(Records contained in a dataset)
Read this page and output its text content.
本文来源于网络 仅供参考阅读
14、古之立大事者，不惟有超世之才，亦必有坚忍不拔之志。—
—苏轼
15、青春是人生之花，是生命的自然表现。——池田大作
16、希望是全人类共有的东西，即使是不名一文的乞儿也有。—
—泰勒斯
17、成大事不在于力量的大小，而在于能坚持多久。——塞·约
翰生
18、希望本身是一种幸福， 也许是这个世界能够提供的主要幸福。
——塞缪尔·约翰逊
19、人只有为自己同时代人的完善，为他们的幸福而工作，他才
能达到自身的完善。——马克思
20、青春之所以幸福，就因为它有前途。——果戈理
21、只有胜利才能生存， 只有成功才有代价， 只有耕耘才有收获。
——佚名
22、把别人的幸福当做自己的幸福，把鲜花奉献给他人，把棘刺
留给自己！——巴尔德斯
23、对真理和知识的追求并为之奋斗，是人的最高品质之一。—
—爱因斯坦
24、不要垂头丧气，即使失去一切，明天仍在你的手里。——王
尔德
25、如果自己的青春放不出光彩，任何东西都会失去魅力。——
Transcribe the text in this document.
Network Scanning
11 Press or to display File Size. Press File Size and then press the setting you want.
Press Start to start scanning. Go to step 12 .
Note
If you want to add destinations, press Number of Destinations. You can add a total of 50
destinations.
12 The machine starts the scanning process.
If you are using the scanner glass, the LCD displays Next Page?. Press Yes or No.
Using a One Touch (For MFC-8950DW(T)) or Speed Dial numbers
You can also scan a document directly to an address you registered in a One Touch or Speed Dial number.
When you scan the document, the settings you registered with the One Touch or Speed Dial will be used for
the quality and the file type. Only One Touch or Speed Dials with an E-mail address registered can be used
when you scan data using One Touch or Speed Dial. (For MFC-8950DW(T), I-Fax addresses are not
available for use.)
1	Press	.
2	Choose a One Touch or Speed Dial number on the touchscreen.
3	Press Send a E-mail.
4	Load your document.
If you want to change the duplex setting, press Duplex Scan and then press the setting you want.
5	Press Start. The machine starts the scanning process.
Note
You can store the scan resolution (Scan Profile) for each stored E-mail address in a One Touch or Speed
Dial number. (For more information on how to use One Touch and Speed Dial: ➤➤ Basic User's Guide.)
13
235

**Instructions to follow**
List the lines that contain the word "used".

**Answer for this exercise**
When you scan the document, the settings you registered with the One Touch or Speed Dial will be used for
the quality and the file type. Only One Touch or Speed Dials with an E-mail address registered can be used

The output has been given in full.